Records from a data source
—————
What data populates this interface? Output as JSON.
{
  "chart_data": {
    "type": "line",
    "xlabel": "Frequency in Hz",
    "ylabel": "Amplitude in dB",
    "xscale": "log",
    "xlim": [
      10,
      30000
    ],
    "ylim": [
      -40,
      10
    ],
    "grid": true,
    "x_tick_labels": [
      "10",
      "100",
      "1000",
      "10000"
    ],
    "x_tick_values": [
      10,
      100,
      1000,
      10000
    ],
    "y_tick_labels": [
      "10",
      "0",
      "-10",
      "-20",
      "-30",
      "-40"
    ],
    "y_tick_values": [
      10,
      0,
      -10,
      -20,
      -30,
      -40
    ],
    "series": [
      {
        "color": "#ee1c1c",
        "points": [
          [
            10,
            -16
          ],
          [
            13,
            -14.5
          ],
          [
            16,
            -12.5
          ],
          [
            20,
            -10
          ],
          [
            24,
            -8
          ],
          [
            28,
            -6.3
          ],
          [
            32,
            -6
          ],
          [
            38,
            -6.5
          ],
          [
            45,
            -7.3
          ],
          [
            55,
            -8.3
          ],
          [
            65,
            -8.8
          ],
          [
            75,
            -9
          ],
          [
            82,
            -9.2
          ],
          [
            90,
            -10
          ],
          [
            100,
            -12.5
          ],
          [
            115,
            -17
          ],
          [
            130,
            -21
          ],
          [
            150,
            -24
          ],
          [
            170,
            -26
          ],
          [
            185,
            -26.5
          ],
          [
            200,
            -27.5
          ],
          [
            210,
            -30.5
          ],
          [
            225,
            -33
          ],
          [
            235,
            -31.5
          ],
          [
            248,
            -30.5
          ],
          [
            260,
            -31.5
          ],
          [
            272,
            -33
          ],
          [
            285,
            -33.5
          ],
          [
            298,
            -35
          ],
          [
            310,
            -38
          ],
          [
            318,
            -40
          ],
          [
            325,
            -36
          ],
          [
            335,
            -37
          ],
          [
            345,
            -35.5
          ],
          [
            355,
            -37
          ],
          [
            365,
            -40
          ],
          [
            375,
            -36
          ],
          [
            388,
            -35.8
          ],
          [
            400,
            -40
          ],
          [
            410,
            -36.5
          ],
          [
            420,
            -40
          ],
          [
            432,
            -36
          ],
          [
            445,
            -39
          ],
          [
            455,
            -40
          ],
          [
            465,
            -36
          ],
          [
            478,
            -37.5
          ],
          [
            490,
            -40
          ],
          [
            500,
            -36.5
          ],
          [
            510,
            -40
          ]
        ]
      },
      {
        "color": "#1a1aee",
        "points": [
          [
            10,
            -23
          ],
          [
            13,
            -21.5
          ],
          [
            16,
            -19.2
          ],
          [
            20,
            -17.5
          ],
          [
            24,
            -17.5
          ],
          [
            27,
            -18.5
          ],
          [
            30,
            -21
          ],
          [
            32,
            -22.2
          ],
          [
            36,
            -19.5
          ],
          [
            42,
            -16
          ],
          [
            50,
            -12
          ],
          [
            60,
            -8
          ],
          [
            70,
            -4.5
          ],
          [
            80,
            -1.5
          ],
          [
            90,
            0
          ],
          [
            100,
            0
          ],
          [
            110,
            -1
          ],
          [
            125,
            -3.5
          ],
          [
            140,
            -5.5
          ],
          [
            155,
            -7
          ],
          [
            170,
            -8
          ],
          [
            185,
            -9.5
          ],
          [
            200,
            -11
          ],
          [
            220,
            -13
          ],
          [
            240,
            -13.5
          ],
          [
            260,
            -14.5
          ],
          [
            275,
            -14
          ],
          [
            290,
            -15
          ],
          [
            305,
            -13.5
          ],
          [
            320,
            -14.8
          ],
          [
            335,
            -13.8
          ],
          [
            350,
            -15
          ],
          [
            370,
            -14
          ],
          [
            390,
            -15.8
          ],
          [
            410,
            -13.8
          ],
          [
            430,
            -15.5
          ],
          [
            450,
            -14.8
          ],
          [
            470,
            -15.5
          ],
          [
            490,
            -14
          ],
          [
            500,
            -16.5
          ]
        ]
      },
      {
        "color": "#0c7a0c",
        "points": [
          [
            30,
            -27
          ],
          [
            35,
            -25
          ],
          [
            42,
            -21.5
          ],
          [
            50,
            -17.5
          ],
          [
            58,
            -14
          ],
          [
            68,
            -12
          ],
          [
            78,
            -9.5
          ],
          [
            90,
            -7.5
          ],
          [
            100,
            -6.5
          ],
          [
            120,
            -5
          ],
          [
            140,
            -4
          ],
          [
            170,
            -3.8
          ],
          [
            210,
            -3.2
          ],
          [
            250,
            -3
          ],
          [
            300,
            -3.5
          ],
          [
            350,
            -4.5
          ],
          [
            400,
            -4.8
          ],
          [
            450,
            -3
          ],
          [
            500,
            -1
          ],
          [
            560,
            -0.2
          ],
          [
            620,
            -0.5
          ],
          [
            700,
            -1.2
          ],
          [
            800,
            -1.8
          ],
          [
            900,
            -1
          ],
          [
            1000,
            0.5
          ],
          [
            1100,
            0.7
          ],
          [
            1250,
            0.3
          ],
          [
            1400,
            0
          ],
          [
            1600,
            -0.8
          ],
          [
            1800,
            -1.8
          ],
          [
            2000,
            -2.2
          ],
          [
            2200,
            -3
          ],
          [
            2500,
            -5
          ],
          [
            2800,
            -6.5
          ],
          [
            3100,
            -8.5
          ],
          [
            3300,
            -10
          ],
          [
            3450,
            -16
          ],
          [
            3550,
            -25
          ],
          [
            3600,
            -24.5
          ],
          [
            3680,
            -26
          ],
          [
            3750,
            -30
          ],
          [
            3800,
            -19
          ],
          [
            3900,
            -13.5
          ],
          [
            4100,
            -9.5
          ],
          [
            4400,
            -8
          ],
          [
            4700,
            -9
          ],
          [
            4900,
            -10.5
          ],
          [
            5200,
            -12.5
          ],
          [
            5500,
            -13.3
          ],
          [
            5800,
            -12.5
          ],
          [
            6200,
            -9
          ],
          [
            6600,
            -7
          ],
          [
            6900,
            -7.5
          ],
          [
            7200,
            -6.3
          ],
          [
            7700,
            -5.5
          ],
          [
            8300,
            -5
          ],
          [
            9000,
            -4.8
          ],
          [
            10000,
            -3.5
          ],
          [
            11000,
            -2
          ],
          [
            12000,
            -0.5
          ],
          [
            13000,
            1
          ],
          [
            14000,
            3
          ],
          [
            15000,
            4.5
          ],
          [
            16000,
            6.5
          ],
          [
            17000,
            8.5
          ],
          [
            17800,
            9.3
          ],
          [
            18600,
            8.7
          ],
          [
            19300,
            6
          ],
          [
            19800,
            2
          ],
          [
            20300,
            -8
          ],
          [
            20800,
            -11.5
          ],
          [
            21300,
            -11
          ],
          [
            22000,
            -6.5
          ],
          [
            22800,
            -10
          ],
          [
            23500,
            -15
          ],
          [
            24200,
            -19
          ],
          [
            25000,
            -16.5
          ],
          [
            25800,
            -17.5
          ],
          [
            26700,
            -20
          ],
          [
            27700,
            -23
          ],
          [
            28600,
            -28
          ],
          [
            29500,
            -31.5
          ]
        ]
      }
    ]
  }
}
—————
• Aim: Go through the records and print each one exactly.

• Result of the task:
What data populates this interface? Output as JSON.
{
  "chart_data": {
    "type": "line",
    "xlabel": "Frequency in Hz",
    "ylabel": "Amplitude in dB",
    "xscale": "log",
    "xlim": [
      10,
      30000
    ],
    "ylim": [
      -40,
      10
    ],
    "grid": true,
    "x_tick_labels": [
      "10",
      "100",
      "1000",
      "10000"
    ],
    "x_tick_values": [
      10,
      100,
      1000,
      10000
    ],
    "y_tick_labels": [
      "10",
      "0",
      "-10",
      "-20",
      "-30",
      "-40"
    ],
    "y_tick_values": [
      10,
      0,
      -10,
      -20,
      -30,
      -40
    ],
    "series": [
      {
        "color": "#ee1c1c",
        "points": [
          [
            10,
            -16
          ],
          [
            13,
            -14.5
          ],
          [
            16,
            -12.5
          ],
          [
            20,
            -10
          ],
          [
            24,
            -8
          ],
          [
            28,
            -6.3
          ],
          [
            32,
            -6
          ],
          [
            38,
            -6.5
          ],
          [
            45,
            -7.3
          ],
          [
            55,
            -8.3
          ],
          [
            65,
            -8.8
          ],
          [
            75,
            -9
          ],
          [
            82,
            -9.2
          ],
          [
            90,
            -10
          ],
          [
            100,
            -12.5
          ],
          [
            115,
            -17
          ],
          [
            130,
            -21
          ],
          [
            150,
            -24
          ],
          [
            170,
            -26
          ],
          [
            185,
            -26.5
          ],
          [
            200,
            -27.5
          ],
          [
            210,
            -30.5
          ],
          [
            225,
            -33
          ],
          [
            235,
            -31.5
          ],
          [
            248,
            -30.5
          ],
          [
            260,
            -31.5
          ],
          [
            272,
            -33
          ],
          [
            285,
            -33.5
          ],
          [
            298,
            -35
          ],
          [
            310,
            -38
          ],
          [
            318,
            -40
          ],
          [
            325,
            -36
          ],
          [
            335,
            -37
          ],
          [
            345,
            -35.5
          ],
          [
            355,
            -37
          ],
          [
            365,
            -40
          ],
          [
            375,
            -36
          ],
          [
            388,
            -35.8
          ],
          [
            400,
            -40
          ],
          [
            410,
            -36.5
          ],
          [
            420,
            -40
          ],
          [
            432,
            -36
          ],
          [
            445,
            -39
          ],
          [
            455,
            -40
          ],
          [
            465,
            -36
          ],
          [
            478,
            -37.5
          ],
          [
            490,
            -40
          ],
          [
            500,
            -36.5
          ],
          [
            510,
            -40
          ]
        ]
      },
      {
        "color": "#1a1aee",
        "points": [
          [
            10,
            -23
          ],
          [
            13,
            -21.5
          ],
          [
            16,
            -19.2
          ],
          [
            20,
            -17.5
          ],
          [
            24,
            -17.5
          ],
          [
            27,
            -18.5
          ],
          [
            30,
            -21
          ],
          [
            32,
            -22.2
          ],
          [
            36,
            -19.5
          ],
          [
            42,
            -16
          ],
          [
            50,
            -12
          ],
          [
            60,
            -8
          ],
          [
            70,
            -4.5
          ],
          [
            80,
            -1.5
          ],
          [
            90,
            0
          ],
          [
            100,
            0
          ],
          [
            110,
            -1
          ],
          [
            125,
            -3.5
          ],
          [
            140,
            -5.5
          ],
          [
            155,
            -7
          ],
          [
            170,
            -8
          ],
          [
            185,
            -9.5
          ],
          [
            200,
            -11
          ],
          [
            220,
            -13
          ],
          [
            240,
            -13.5
          ],
          [
            260,
            -14.5
          ],
          [
            275,
            -14
          ],
          [
            290,
            -15
          ],
          [
            305,
            -13.5
          ],
          [
            320,
            -14.8
          ],
          [
            335,
            -13.8
          ],
          [
            350,
            -15
          ],
          [
            370,
            -14
          ],
          [
            390,
            -15.8
          ],
          [
            410,
            -13.8
          ],
          [
            430,
            -15.5
          ],
          [
            450,
            -14.8
          ],
          [
            470,
            -15.5
          ],
          [
            490,
            -14
          ],
          [
            500,
            -16.5
          ]
        ]
      },
      {
        "color": "#0c7a0c",
        "points": [
          [
            30,
            -27
          ],
          [
            35,
            -25
          ],
          [
            42,
            -21.5
          ],
          [
            50,
            -17.5
          ],
          [
            58,
            -14
          ],
          [
            68,
            -12
          ],
          [
            78,
            -9.5
          ],
          [
            90,
            -7.5
          ],
          [
            100,
            -6.5
          ],
          [
            120,
            -5
          ],
          [
            140,
            -4
          ],
          [
            170,
            -3.8
          ],
          [
            210,
            -3.2
          ],
          [
            250,
            -3
          ],
          [
            300,
            -3.5
          ],
          [
            350,
            -4.5
          ],
          [
            400,
            -4.8
          ],
          [
            450,
            -3
          ],
          [
            500,
            -1
          ],
          [
            560,
            -0.2
          ],
          [
            620,
            -0.5
          ],
          [
            700,
            -1.2
          ],
          [
            800,
            -1.8
          ],
          [
            900,
            -1
          ],
          [
            1000,
            0.5
          ],
          [
            1100,
            0.7
          ],
          [
            1250,
            0.3
          ],
          [
            1400,
            0
          ],
          [
            1600,
            -0.8
          ],
          [
            1800,
            -1.8
          ],
          [
            2000,
            -2.2
          ],
          [
            2200,
            -3
          ],
          [
            2500,
            -5
          ],
          [
            2800,
            -6.5
          ],
          [
            3100,
            -8.5
          ],
          [
            3300,
            -10
          ],
          [
            3450,
            -16
          ],
          [
            3550,
            -25
          ],
          [
            3600,
            -24.5
          ],
          [
            3680,
            -26
          ],
          [
            3750,
            -30
          ],
          [
            3800,
            -19
          ],
          [
            3900,
            -13.5
          ],
          [
            4100,
            -9.5
          ],
          [
            4400,
            -8
          ],
          [
            4700,
            -9
          ],
          [
            4900,
            -10.5
          ],
          [
            5200,
            -12.5
          ],
          [
            5500,
            -13.3
          ],
          [
            5800,
            -12.5
          ],
          [
            6200,
            -9
          ],
          [
            6600,
            -7
          ],
          [
            6900,
            -7.5
          ],
          [
            7200,
            -6.3
          ],
          [
            7700,
            -5.5
          ],
          [
            8300,
            -5
          ],
          [
            9000,
            -4.8
          ],
          [
            10000,
            -3.5
          ],
          [
            11000,
            -2
          ],
          [
            12000,
            -0.5
          ],
          [
            13000,
            1
          ],
          [
            14000,
            3
          ],
          [
            15000,
            4.5
          ],
          [
            16000,
            6.5
          ],
          [
            17000,
            8.5
          ],
          [
            17800,
            9.3
          ],
          [
            18600,
            8.7
          ],
          [
            19300,
            6
          ],
          [
            19800,
            2
          ],
          [
            20300,
            -8
          ],
          [
            20800,
            -11.5
          ],
          [
            21300,
            -11
          ],
          [
            22000,
            -6.5
          ],
          [
            22800,
            -10
          ],
          [
            23500,
            -15
          ],
          [
            24200,
            -19
          ],
          [
            25000,
            -16.5
          ],
          [
            25800,
            -17.5
          ],
          [
            26700,
            -20
          ],
          [
            27700,
            -23
          ],
          [
            28600,
            -28
          ],
          [
            29500,
            -31.5
          ]
        ]
      }
    ]
  }
}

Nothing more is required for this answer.